Data listing:
....
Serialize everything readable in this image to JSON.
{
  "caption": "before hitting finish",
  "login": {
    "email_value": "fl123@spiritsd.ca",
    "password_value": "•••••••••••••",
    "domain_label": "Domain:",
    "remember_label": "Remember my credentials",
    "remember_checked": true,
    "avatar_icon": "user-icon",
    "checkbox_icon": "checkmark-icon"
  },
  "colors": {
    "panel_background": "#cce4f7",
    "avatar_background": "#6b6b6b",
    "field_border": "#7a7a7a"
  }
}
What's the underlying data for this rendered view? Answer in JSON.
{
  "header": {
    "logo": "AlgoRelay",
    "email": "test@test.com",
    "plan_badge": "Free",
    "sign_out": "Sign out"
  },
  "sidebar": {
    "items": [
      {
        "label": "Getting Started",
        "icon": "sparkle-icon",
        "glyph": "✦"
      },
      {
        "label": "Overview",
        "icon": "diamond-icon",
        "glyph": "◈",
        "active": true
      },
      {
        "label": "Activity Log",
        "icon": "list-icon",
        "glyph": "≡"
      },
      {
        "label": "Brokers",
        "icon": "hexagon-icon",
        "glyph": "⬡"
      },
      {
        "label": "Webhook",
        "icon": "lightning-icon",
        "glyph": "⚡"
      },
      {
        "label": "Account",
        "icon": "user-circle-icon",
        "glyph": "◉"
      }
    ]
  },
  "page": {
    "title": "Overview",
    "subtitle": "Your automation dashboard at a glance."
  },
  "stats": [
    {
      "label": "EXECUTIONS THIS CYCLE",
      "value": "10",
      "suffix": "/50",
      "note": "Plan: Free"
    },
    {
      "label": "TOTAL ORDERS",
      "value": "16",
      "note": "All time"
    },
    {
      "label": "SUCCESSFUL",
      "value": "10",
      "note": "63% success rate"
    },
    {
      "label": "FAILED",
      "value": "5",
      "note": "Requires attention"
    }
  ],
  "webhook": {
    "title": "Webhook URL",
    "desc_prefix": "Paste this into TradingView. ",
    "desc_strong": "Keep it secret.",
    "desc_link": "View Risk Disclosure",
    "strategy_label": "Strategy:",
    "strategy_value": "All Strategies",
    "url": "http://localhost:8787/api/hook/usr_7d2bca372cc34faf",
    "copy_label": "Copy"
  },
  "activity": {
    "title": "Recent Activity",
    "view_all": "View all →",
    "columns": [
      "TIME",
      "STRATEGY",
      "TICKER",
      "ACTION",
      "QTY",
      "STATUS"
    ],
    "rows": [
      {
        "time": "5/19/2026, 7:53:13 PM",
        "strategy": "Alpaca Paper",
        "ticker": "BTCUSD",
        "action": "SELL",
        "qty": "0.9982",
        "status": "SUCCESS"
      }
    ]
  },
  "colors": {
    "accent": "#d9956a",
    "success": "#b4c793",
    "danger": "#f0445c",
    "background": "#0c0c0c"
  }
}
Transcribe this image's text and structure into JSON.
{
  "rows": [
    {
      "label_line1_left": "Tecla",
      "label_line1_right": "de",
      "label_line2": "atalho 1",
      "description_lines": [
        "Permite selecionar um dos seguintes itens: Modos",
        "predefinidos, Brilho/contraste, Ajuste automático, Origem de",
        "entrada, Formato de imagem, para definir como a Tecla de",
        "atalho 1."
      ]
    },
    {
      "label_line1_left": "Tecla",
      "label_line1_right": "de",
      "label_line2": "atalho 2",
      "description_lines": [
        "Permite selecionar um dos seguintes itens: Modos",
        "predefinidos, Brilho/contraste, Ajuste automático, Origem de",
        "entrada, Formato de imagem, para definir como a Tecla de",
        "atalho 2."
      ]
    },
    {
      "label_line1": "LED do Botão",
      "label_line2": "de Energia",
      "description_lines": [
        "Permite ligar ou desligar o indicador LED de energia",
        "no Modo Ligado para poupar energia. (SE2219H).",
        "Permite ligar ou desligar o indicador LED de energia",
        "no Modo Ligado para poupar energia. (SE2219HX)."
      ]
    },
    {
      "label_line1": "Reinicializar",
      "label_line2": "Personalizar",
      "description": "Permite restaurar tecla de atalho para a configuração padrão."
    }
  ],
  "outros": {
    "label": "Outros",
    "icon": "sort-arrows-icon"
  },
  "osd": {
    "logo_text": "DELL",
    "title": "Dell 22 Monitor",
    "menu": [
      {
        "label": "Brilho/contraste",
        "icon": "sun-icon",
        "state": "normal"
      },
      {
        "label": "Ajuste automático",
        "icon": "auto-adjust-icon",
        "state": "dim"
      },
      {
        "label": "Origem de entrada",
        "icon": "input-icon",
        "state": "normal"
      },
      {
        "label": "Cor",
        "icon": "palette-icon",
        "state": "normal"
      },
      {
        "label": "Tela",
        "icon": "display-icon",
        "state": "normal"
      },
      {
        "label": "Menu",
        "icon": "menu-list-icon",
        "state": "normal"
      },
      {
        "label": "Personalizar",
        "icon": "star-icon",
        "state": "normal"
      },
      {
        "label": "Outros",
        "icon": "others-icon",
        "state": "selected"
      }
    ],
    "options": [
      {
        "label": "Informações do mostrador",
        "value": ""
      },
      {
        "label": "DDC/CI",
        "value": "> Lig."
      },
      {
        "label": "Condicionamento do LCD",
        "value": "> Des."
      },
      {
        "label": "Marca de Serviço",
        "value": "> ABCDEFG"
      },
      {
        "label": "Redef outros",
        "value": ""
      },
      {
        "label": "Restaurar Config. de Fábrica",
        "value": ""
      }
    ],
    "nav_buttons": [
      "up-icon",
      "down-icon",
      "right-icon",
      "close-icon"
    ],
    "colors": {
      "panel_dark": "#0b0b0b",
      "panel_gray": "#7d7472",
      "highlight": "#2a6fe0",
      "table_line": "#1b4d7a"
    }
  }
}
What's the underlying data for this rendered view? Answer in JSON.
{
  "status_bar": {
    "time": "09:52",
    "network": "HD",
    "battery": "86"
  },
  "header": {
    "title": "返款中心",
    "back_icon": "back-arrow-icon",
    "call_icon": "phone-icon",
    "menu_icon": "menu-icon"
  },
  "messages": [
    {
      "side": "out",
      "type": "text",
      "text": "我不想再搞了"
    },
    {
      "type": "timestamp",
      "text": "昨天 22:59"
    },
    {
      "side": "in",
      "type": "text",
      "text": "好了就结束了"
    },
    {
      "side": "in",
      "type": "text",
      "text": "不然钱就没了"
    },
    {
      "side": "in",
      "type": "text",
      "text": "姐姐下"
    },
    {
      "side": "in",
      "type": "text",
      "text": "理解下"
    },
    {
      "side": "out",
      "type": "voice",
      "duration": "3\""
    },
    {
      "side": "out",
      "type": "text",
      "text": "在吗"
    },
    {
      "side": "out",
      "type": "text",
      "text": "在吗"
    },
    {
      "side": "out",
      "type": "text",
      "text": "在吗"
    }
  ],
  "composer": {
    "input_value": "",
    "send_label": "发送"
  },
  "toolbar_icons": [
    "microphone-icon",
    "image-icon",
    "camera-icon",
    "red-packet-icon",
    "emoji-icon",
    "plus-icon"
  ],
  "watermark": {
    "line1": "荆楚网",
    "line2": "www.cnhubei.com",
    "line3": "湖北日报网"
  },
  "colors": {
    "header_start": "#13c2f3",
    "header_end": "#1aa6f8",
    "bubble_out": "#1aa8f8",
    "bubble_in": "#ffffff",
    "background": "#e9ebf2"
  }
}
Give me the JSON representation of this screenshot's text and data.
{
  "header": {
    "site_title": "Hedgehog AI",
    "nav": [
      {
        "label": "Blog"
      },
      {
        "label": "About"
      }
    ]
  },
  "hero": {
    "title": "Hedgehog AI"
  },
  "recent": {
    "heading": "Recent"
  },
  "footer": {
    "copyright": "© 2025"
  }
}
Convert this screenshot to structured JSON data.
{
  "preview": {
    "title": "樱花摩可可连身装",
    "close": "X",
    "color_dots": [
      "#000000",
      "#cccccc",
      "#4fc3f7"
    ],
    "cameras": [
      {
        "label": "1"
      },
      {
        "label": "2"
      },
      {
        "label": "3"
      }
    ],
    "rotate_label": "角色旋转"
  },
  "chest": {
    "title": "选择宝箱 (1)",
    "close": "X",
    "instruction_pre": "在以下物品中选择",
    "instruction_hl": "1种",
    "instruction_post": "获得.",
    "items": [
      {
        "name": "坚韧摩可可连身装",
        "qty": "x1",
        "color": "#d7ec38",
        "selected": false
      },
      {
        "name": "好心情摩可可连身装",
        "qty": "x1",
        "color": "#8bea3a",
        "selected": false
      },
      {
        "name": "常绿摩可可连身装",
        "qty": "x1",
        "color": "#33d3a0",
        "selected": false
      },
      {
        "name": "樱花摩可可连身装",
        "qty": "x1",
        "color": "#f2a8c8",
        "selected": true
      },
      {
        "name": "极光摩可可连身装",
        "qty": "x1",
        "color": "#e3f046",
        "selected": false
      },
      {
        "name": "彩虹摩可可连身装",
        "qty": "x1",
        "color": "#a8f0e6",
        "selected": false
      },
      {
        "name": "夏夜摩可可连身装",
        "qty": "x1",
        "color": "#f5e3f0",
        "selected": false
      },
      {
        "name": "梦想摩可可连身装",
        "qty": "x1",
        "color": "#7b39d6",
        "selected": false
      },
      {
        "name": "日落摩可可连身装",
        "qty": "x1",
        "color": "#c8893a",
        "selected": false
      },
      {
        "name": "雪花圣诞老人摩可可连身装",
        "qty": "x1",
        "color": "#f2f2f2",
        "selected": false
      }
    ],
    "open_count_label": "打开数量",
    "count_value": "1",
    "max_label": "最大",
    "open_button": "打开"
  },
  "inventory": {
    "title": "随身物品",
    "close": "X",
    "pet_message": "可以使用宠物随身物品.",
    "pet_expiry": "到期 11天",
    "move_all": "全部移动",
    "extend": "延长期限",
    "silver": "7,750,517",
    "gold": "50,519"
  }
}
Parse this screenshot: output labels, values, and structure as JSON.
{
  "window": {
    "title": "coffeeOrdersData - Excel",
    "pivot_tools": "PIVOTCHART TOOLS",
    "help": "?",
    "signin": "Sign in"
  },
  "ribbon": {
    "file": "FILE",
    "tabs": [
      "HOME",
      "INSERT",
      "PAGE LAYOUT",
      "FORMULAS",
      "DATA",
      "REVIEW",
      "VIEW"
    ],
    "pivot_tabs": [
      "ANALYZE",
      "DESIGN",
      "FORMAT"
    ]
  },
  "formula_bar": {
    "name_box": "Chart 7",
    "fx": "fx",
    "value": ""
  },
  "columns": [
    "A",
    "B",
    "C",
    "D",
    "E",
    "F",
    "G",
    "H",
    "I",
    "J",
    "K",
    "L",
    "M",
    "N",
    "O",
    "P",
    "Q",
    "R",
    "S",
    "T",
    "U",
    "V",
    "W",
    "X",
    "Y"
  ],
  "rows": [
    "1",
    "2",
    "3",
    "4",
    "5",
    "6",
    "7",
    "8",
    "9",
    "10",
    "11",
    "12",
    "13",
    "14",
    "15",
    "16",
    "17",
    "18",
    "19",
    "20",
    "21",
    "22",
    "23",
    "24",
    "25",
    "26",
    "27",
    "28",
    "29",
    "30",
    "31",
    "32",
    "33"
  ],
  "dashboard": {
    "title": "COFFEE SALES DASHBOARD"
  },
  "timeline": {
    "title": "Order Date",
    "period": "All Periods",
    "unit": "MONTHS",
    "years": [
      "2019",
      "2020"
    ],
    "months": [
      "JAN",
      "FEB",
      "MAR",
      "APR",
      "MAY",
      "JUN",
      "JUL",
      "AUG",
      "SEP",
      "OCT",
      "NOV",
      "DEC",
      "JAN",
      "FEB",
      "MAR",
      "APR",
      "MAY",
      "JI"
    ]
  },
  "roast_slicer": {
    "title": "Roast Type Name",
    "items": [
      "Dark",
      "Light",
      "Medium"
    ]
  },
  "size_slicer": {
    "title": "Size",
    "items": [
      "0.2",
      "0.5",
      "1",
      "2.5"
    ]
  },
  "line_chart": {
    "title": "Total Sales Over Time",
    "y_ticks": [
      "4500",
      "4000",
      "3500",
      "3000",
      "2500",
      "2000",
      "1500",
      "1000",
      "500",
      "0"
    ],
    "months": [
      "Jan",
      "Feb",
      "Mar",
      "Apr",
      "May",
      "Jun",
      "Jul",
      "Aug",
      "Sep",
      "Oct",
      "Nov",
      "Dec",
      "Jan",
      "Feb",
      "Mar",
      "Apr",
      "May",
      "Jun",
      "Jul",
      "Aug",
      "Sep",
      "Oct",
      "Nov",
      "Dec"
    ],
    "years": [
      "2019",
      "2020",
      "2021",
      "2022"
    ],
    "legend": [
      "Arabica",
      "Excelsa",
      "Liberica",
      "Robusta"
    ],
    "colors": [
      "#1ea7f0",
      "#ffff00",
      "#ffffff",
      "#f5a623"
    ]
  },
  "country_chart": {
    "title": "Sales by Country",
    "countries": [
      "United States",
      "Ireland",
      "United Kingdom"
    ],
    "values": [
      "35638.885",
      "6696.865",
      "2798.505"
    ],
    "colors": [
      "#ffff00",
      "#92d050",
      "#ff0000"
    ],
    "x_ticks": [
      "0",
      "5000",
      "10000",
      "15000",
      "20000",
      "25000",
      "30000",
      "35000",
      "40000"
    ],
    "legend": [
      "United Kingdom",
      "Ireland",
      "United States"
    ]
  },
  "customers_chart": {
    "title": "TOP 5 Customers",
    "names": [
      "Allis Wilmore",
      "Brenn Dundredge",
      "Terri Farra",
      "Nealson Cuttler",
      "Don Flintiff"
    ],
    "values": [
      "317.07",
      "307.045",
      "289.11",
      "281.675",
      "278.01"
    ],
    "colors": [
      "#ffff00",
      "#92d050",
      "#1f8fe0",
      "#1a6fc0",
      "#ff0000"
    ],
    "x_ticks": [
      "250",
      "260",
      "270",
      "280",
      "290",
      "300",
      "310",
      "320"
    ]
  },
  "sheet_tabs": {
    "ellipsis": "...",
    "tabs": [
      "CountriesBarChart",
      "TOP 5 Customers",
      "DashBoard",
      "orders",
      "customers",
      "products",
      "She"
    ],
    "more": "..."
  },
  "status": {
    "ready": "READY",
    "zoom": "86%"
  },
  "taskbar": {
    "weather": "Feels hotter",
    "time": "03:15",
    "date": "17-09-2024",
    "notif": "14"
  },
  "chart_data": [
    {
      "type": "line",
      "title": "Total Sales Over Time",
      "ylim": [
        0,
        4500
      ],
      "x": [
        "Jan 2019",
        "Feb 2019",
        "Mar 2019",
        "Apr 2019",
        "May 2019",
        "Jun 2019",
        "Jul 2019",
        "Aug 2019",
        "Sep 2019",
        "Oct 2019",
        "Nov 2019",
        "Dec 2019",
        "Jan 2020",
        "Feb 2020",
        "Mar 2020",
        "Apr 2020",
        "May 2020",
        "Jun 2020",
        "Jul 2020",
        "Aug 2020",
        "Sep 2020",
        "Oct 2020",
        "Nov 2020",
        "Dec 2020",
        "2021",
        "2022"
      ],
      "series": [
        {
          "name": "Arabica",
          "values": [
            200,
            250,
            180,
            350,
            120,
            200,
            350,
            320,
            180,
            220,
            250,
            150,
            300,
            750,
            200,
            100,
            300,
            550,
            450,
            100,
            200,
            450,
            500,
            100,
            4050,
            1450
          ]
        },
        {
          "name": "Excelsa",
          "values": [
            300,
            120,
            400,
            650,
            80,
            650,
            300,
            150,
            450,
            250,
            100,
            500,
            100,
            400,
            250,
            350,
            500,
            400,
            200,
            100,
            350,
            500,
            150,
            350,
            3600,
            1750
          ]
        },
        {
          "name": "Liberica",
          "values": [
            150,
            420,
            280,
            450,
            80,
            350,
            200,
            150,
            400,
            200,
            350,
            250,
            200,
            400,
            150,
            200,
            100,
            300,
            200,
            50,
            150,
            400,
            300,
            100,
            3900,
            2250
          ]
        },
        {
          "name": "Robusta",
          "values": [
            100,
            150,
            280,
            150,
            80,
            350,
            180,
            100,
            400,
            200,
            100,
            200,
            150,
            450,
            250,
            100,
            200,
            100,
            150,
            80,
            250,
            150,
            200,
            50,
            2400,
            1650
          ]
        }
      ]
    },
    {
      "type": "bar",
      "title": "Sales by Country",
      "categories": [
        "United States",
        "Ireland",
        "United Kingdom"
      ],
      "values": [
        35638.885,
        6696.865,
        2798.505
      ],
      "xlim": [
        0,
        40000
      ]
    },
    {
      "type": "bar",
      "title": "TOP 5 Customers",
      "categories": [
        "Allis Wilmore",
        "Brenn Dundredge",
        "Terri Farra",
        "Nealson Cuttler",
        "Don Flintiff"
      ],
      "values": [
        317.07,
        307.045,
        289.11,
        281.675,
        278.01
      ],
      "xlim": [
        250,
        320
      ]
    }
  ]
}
....
Above are the records. Identify each line that contains the word "Kingdom".

Result of this task:
      "United Kingdom"
      "United Kingdom",
        "United Kingdom"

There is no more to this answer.